### Aim
Output the material below unchanged, apart from leaving out the pictures.

### Data tied to figure images
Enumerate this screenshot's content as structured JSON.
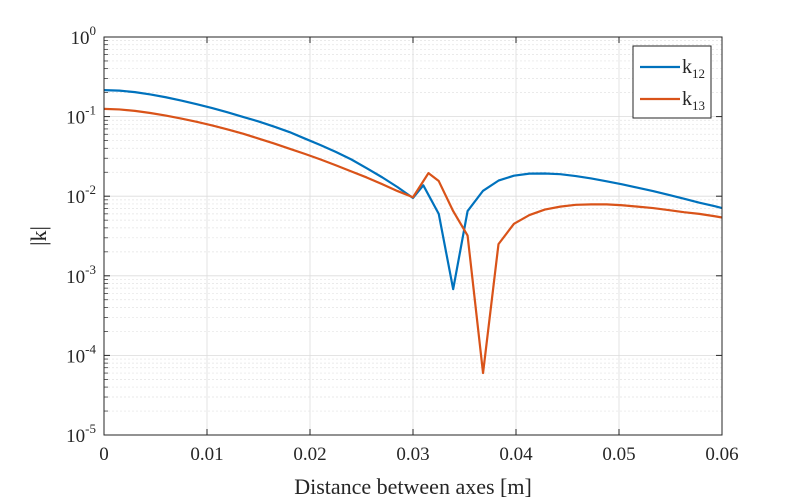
{
  "chart_data": {
    "type": "line",
    "title": "",
    "xlabel": "Distance between axes [m]",
    "ylabel": "|k|",
    "xscale": "linear",
    "yscale": "log",
    "xlim": [
      0,
      0.06
    ],
    "ylim": [
      1e-05,
      1
    ],
    "grid": true,
    "minor_grid": true,
    "legend_position": "top-right",
    "x_ticks": [
      {
        "value": 0,
        "label": "0"
      },
      {
        "value": 0.01,
        "label": "0.01"
      },
      {
        "value": 0.02,
        "label": "0.02"
      },
      {
        "value": 0.03,
        "label": "0.03"
      },
      {
        "value": 0.04,
        "label": "0.04"
      },
      {
        "value": 0.05,
        "label": "0.05"
      },
      {
        "value": 0.06,
        "label": "0.06"
      }
    ],
    "y_ticks": [
      {
        "value": 1e-05,
        "base": "10",
        "exponent": "-5"
      },
      {
        "value": 0.0001,
        "base": "10",
        "exponent": "-4"
      },
      {
        "value": 0.001,
        "base": "10",
        "exponent": "-3"
      },
      {
        "value": 0.01,
        "base": "10",
        "exponent": "-2"
      },
      {
        "value": 0.1,
        "base": "10",
        "exponent": "-1"
      },
      {
        "value": 1,
        "base": "10",
        "exponent": "0"
      }
    ],
    "series": [
      {
        "name": "k12",
        "label_main": "k",
        "label_sub": "12",
        "color": "#0072BD",
        "x": [
          0,
          0.0015,
          0.003,
          0.0045,
          0.006,
          0.0075,
          0.009,
          0.0105,
          0.012,
          0.0135,
          0.015,
          0.0165,
          0.018,
          0.0195,
          0.021,
          0.0225,
          0.024,
          0.0255,
          0.027,
          0.0285,
          0.03,
          0.031,
          0.0325,
          0.0339,
          0.0353,
          0.0368,
          0.0383,
          0.0398,
          0.0413,
          0.0428,
          0.0443,
          0.0458,
          0.0473,
          0.0488,
          0.0503,
          0.0518,
          0.0533,
          0.0548,
          0.0563,
          0.0578,
          0.0593,
          0.06
        ],
        "y": [
          0.215,
          0.212,
          0.203,
          0.19,
          0.175,
          0.159,
          0.143,
          0.128,
          0.113,
          0.099,
          0.087,
          0.075,
          0.064,
          0.053,
          0.044,
          0.036,
          0.029,
          0.0225,
          0.0173,
          0.013,
          0.0095,
          0.0137,
          0.006,
          0.00068,
          0.0065,
          0.0117,
          0.0157,
          0.0181,
          0.0192,
          0.0193,
          0.0189,
          0.0179,
          0.0167,
          0.0154,
          0.0141,
          0.0128,
          0.0116,
          0.0104,
          0.0093,
          0.0083,
          0.0075,
          0.0071
        ]
      },
      {
        "name": "k13",
        "label_main": "k",
        "label_sub": "13",
        "color": "#D95319",
        "x": [
          0,
          0.0015,
          0.003,
          0.0045,
          0.006,
          0.0075,
          0.009,
          0.0105,
          0.012,
          0.0135,
          0.015,
          0.0165,
          0.018,
          0.0195,
          0.021,
          0.0225,
          0.024,
          0.0255,
          0.027,
          0.0285,
          0.03,
          0.0315,
          0.0325,
          0.0339,
          0.0353,
          0.0368,
          0.0383,
          0.0398,
          0.0413,
          0.0428,
          0.0443,
          0.0458,
          0.0473,
          0.0488,
          0.0503,
          0.0518,
          0.0533,
          0.0548,
          0.0563,
          0.0578,
          0.0593,
          0.06
        ],
        "y": [
          0.125,
          0.123,
          0.118,
          0.111,
          0.103,
          0.0945,
          0.086,
          0.0775,
          0.069,
          0.061,
          0.053,
          0.046,
          0.0395,
          0.034,
          0.029,
          0.0245,
          0.0205,
          0.0172,
          0.0142,
          0.0116,
          0.0097,
          0.0195,
          0.0155,
          0.0065,
          0.0032,
          6e-05,
          0.0025,
          0.0045,
          0.0058,
          0.0068,
          0.0074,
          0.0078,
          0.0079,
          0.0079,
          0.0077,
          0.0074,
          0.0071,
          0.0067,
          0.0063,
          0.006,
          0.0056,
          0.0054
        ]
      }
    ]
  }
}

### Solution for this task
Enumerate this screenshot's content as structured JSON.
{
  "chart_data": {
    "type": "line",
    "title": "",
    "xlabel": "Distance between axes [m]",
    "ylabel": "|k|",
    "xscale": "linear",
    "yscale": "log",
    "xlim": [
      0,
      0.06
    ],
    "ylim": [
      1e-05,
      1
    ],
    "grid": true,
    "minor_grid": true,
    "legend_position": "top-right",
    "x_ticks": [
      {
        "value": 0,
        "label": "0"
      },
      {
        "value": 0.01,
        "label": "0.01"
      },
      {
        "value": 0.02,
        "label": "0.02"
      },
      {
        "value": 0.03,
        "label": "0.03"
      },
      {
        "value": 0.04,
        "label": "0.04"
      },
      {
        "value": 0.05,
        "label": "0.05"
      },
      {
        "value": 0.06,
        "label": "0.06"
      }
    ],
    "y_ticks": [
      {
        "value": 1e-05,
        "base": "10",
        "exponent": "-5"
      },
      {
        "value": 0.0001,
        "base": "10",
        "exponent": "-4"
      },
      {
        "value": 0.001,
        "base": "10",
        "exponent": "-3"
      },
      {
        "value": 0.01,
        "base": "10",
        "exponent": "-2"
      },
      {
        "value": 0.1,
        "base": "10",
        "exponent": "-1"
      },
      {
        "value": 1,
        "base": "10",
        "exponent": "0"
      }
    ],
    "series": [
      {
        "name": "k12",
        "label_main": "k",
        "label_sub": "12",
        "color": "#0072BD",
        "x": [
          0,
          0.0015,
          0.003,
          0.0045,
          0.006,
          0.0075,
          0.009,
          0.0105,
          0.012,
          0.0135,
          0.015,
          0.0165,
          0.018,
          0.0195,
          0.021,
          0.0225,
          0.024,
          0.0255,
          0.027,
          0.0285,
          0.03,
          0.031,
          0.0325,
          0.0339,
          0.0353,
          0.0368,
          0.0383,
          0.0398,
          0.0413,
          0.0428,
          0.0443,
          0.0458,
          0.0473,
          0.0488,
          0.0503,
          0.0518,
          0.0533,
          0.0548,
          0.0563,
          0.0578,
          0.0593,
          0.06
        ],
        "y": [
          0.215,
          0.212,
          0.203,
          0.19,
          0.175,
          0.159,
          0.143,
          0.128,
          0.113,
          0.099,
          0.087,
          0.075,
          0.064,
          0.053,
          0.044,
          0.036,
          0.029,
          0.0225,
          0.0173,
          0.013,
          0.0095,
          0.0137,
          0.006,
          0.00068,
          0.0065,
          0.0117,
          0.0157,
          0.0181,
          0.0192,
          0.0193,
          0.0189,
          0.0179,
          0.0167,
          0.0154,
          0.0141,
          0.0128,
          0.0116,
          0.0104,
          0.0093,
          0.0083,
          0.0075,
          0.0071
        ]
      },
      {
        "name": "k13",
        "label_main": "k",
        "label_sub": "13",
        "color": "#D95319",
        "x": [
          0,
          0.0015,
          0.003,
          0.0045,
          0.006,
          0.0075,
          0.009,
          0.0105,
          0.012,
          0.0135,
          0.015,
          0.0165,
          0.018,
          0.0195,
          0.021,
          0.0225,
          0.024,
          0.0255,
          0.027,
          0.0285,
          0.03,
          0.0315,
          0.0325,
          0.0339,
          0.0353,
          0.0368,
          0.0383,
          0.0398,
          0.0413,
          0.0428,
          0.0443,
          0.0458,
          0.0473,
          0.0488,
          0.0503,
          0.0518,
          0.0533,
          0.0548,
          0.0563,
          0.0578,
          0.0593,
          0.06
        ],
        "y": [
          0.125,
          0.123,
          0.118,
          0.111,
          0.103,
          0.0945,
          0.086,
          0.0775,
          0.069,
          0.061,
          0.053,
          0.046,
          0.0395,
          0.034,
          0.029,
          0.0245,
          0.0205,
          0.0172,
          0.0142,
          0.0116,
          0.0097,
          0.0195,
          0.0155,
          0.0065,
          0.0032,
          6e-05,
          0.0025,
          0.0045,
          0.0058,
          0.0068,
          0.0074,
          0.0078,
          0.0079,
          0.0079,
          0.0077,
          0.0074,
          0.0071,
          0.0067,
          0.0063,
          0.006,
          0.0056,
          0.0054
        ]
      }
    ]
  }
}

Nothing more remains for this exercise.